_Instructions for the task_
Write every line of the material out exactly as shown.

[start Extracted data]

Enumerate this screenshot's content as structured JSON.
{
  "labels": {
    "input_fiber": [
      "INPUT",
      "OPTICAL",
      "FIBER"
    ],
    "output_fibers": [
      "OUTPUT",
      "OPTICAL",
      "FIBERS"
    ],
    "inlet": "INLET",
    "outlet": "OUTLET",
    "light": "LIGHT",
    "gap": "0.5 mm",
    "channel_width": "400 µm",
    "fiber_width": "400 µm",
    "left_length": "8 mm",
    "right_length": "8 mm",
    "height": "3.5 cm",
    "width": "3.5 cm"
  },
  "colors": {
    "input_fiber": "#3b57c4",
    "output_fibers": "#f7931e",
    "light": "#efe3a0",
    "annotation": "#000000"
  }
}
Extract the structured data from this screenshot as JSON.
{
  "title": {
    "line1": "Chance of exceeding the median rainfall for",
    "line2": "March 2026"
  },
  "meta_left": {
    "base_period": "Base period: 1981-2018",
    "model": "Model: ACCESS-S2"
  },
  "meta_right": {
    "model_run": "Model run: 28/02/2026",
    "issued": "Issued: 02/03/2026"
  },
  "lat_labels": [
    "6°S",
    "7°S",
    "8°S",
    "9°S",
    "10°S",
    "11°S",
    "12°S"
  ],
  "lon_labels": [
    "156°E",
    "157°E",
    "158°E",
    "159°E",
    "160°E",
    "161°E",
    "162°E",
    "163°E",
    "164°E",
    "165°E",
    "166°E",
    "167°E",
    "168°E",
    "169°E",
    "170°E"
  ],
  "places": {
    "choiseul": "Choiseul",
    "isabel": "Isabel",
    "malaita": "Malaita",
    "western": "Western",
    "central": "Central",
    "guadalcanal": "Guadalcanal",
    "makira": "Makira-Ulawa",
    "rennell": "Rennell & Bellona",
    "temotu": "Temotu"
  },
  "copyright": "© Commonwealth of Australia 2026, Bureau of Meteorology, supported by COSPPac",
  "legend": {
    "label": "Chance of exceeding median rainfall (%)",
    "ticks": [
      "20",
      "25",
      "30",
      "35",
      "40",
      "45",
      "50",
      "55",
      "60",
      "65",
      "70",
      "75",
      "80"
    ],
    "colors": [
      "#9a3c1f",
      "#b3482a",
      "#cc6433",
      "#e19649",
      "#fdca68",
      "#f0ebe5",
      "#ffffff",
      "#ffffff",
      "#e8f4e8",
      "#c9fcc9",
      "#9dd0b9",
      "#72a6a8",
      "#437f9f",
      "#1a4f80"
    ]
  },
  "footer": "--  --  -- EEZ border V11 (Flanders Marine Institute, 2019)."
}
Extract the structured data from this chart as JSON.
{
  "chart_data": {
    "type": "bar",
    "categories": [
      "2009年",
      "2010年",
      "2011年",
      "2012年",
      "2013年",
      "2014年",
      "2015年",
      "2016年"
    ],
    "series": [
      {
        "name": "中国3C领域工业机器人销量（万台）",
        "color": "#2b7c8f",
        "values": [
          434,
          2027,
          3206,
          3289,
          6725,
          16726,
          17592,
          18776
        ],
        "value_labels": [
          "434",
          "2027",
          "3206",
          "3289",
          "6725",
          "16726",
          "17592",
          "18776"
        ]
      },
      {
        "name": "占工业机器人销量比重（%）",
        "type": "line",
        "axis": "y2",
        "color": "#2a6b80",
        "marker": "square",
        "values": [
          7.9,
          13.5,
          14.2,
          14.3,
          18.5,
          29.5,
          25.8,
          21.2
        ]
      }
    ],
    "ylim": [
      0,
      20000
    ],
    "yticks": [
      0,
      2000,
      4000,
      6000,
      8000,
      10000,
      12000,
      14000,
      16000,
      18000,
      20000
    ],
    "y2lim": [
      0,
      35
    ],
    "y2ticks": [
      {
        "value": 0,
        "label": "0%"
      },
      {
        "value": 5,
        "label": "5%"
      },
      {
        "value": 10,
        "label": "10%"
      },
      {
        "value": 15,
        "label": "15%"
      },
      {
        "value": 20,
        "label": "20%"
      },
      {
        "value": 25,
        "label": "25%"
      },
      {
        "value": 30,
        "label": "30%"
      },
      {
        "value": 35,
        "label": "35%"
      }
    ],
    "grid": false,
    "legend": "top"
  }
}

[end Extracted data]

_Written solution_
Enumerate this screenshot's content as structured JSON.
{
  "labels": {
    "input_fiber": [
      "INPUT",
      "OPTICAL",
      "FIBER"
    ],
    "output_fibers": [
      "OUTPUT",
      "OPTICAL",
      "FIBERS"
    ],
    "inlet": "INLET",
    "outlet": "OUTLET",
    "light": "LIGHT",
    "gap": "0.5 mm",
    "channel_width": "400 µm",
    "fiber_width": "400 µm",
    "left_length": "8 mm",
    "right_length": "8 mm",
    "height": "3.5 cm",
    "width": "3.5 cm"
  },
  "colors": {
    "input_fiber": "#3b57c4",
    "output_fibers": "#f7931e",
    "light": "#efe3a0",
    "annotation": "#000000"
  }
}
Extract the structured data from this screenshot as JSON.
{
  "title": {
    "line1": "Chance of exceeding the median rainfall for",
    "line2": "March 2026"
  },
  "meta_left": {
    "base_period": "Base period: 1981-2018",
    "model": "Model: ACCESS-S2"
  },
  "meta_right": {
    "model_run": "Model run: 28/02/2026",
    "issued": "Issued: 02/03/2026"
  },
  "lat_labels": [
    "6°S",
    "7°S",
    "8°S",
    "9°S",
    "10°S",
    "11°S",
    "12°S"
  ],
  "lon_labels": [
    "156°E",
    "157°E",
    "158°E",
    "159°E",
    "160°E",
    "161°E",
    "162°E",
    "163°E",
    "164°E",
    "165°E",
    "166°E",
    "167°E",
    "168°E",
    "169°E",
    "170°E"
  ],
  "places": {
    "choiseul": "Choiseul",
    "isabel": "Isabel",
    "malaita": "Malaita",
    "western": "Western",
    "central": "Central",
    "guadalcanal": "Guadalcanal",
    "makira": "Makira-Ulawa",
    "rennell": "Rennell & Bellona",
    "temotu": "Temotu"
  },
  "copyright": "© Commonwealth of Australia 2026, Bureau of Meteorology, supported by COSPPac",
  "legend": {
    "label": "Chance of exceeding median rainfall (%)",
    "ticks": [
      "20",
      "25",
      "30",
      "35",
      "40",
      "45",
      "50",
      "55",
      "60",
      "65",
      "70",
      "75",
      "80"
    ],
    "colors": [
      "#9a3c1f",
      "#b3482a",
      "#cc6433",
      "#e19649",
      "#fdca68",
      "#f0ebe5",
      "#ffffff",
      "#ffffff",
      "#e8f4e8",
      "#c9fcc9",
      "#9dd0b9",
      "#72a6a8",
      "#437f9f",
      "#1a4f80"
    ]
  },
  "footer": "--  --  -- EEZ border V11 (Flanders Marine Institute, 2019)."
}
Extract the structured data from this chart as JSON.
{
  "chart_data": {
    "type": "bar",
    "categories": [
      "2009年",
      "2010年",
      "2011年",
      "2012年",
      "2013年",
      "2014年",
      "2015年",
      "2016年"
    ],
    "series": [
      {
        "name": "中国3C领域工业机器人销量（万台）",
        "color": "#2b7c8f",
        "values": [
          434,
          2027,
          3206,
          3289,
          6725,
          16726,
          17592,
          18776
        ],
        "value_labels": [
          "434",
          "2027",
          "3206",
          "3289",
          "6725",
          "16726",
          "17592",
          "18776"
        ]
      },
      {
        "name": "占工业机器人销量比重（%）",
        "type": "line",
        "axis": "y2",
        "color": "#2a6b80",
        "marker": "square",
        "values": [
          7.9,
          13.5,
          14.2,
          14.3,
          18.5,
          29.5,
          25.8,
          21.2
        ]
      }
    ],
    "ylim": [
      0,
      20000
    ],
    "yticks": [
      0,
      2000,
      4000,
      6000,
      8000,
      10000,
      12000,
      14000,
      16000,
      18000,
      20000
    ],
    "y2lim": [
      0,
      35
    ],
    "y2ticks": [
      {
        "value": 0,
        "label": "0%"
      },
      {
        "value": 5,
        "label": "5%"
      },
      {
        "value": 10,
        "label": "10%"
      },
      {
        "value": 15,
        "label": "15%"
      },
      {
        "value": 20,
        "label": "20%"
      },
      {
        "value": 25,
        "label": "25%"
      },
      {
        "value": 30,
        "label": "30%"
      },
      {
        "value": 35,
        "label": "35%"
      }
    ],
    "grid": false,
    "legend": "top"
  }
}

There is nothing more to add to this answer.